**THE TASK:** Find the word "document" in the data. Return every line where it appears.

**DATA FOR THIS EXERCISE:**

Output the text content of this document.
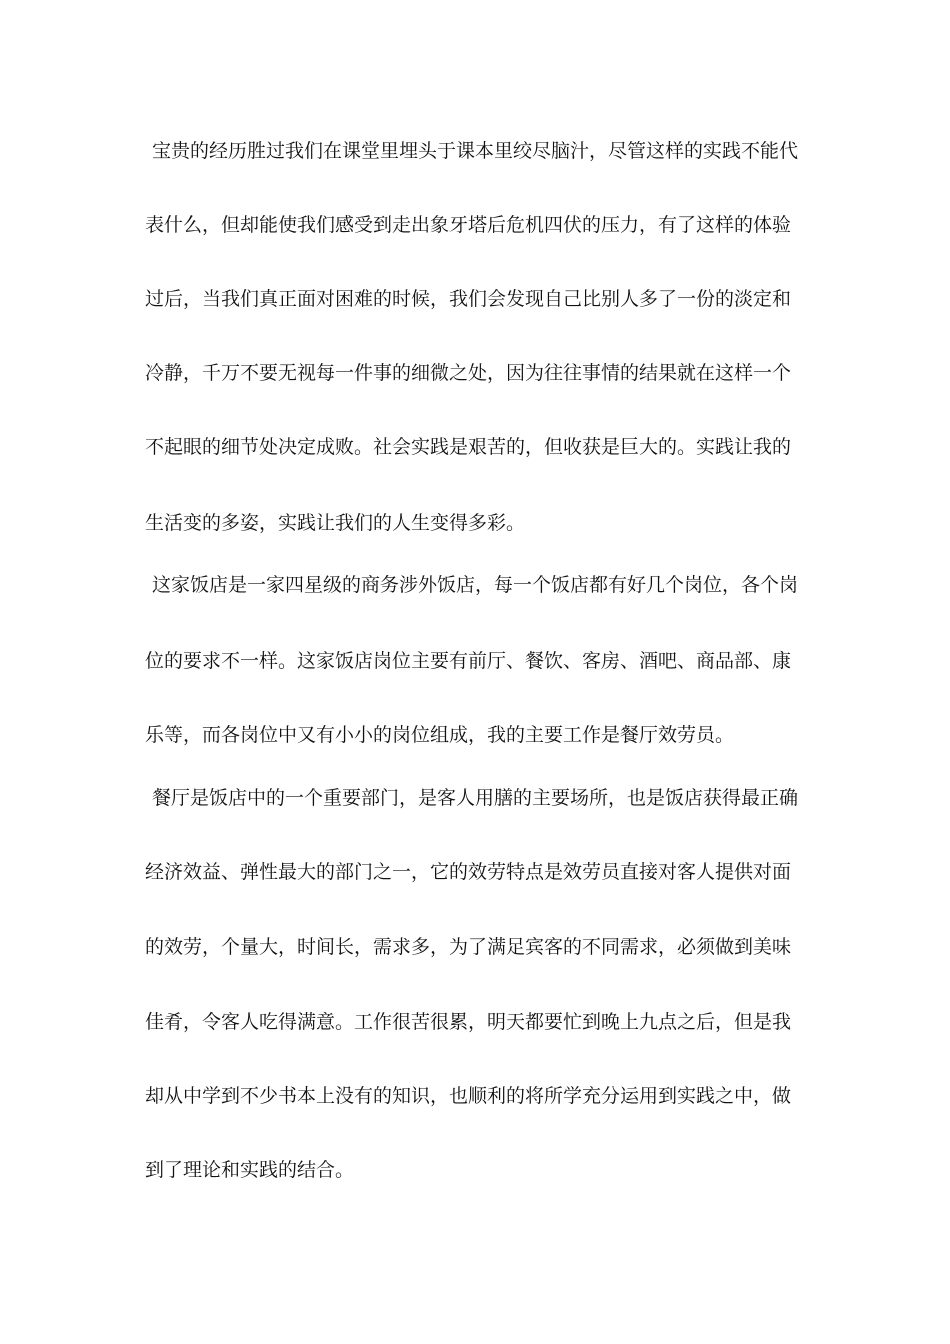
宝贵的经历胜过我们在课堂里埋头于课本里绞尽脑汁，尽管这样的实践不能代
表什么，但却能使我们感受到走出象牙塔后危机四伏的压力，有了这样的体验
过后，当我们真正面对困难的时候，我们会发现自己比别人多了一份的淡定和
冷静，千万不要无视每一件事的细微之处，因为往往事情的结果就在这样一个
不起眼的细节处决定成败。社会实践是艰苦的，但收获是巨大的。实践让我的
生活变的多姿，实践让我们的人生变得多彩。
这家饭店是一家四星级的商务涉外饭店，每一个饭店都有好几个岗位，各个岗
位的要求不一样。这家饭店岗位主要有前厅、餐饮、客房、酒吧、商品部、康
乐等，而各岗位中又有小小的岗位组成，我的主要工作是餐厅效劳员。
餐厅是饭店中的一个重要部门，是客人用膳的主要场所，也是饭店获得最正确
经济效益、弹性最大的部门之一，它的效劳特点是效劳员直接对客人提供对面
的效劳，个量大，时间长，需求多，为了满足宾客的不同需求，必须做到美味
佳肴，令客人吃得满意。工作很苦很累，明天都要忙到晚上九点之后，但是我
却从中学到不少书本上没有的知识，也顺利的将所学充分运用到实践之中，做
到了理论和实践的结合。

--

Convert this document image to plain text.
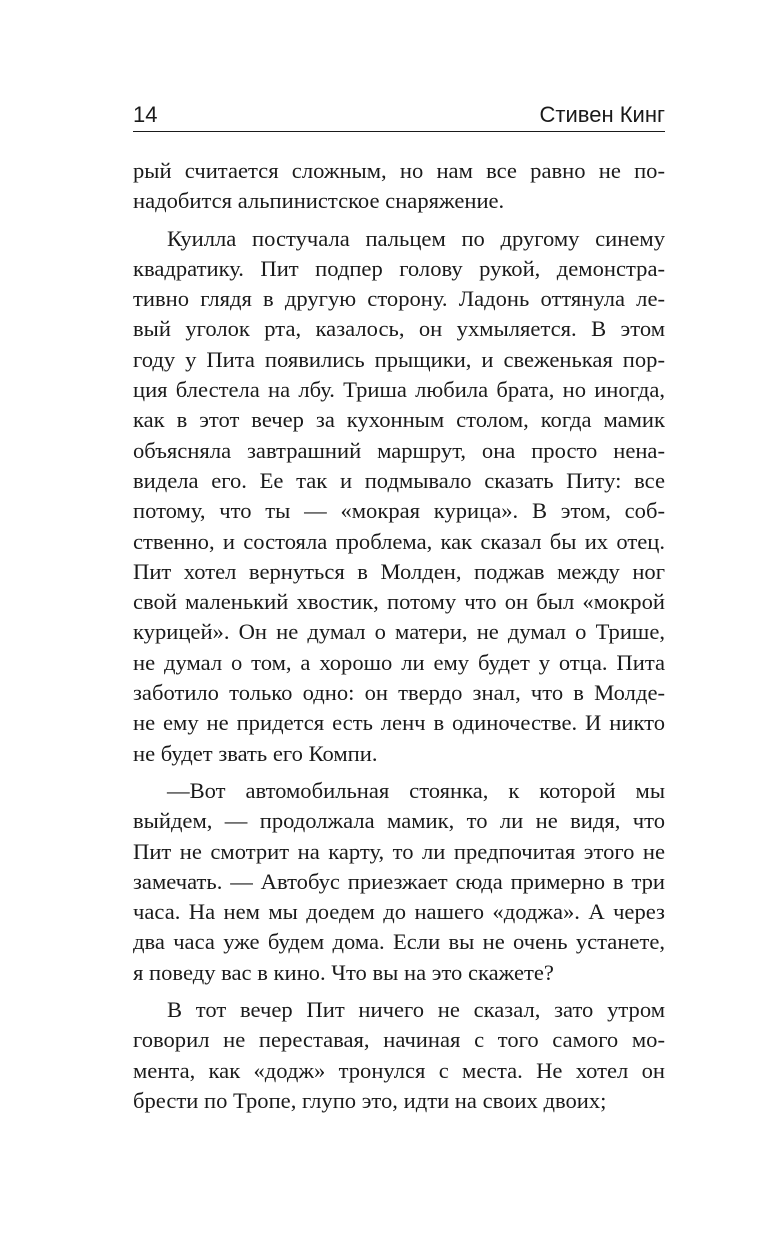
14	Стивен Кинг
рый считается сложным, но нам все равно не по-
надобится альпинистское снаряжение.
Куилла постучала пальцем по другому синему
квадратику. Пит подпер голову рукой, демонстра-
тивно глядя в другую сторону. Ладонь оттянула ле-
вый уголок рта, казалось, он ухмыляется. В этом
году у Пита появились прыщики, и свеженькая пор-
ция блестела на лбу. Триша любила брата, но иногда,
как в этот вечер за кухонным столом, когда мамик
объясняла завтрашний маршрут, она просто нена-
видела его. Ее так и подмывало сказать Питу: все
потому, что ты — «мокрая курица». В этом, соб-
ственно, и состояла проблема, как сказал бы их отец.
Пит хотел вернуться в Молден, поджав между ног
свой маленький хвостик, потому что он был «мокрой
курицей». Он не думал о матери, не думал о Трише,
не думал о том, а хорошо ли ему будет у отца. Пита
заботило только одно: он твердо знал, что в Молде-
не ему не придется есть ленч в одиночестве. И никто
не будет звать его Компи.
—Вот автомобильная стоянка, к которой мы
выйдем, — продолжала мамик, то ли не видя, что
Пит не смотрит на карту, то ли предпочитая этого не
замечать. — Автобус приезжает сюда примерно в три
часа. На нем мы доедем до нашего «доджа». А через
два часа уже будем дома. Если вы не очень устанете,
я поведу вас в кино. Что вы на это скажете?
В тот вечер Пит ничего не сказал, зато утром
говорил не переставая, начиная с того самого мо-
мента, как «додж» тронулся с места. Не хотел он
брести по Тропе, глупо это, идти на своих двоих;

**EXPECTED OUTPUT:**
Output the text content of this document.
Convert this document image to plain text.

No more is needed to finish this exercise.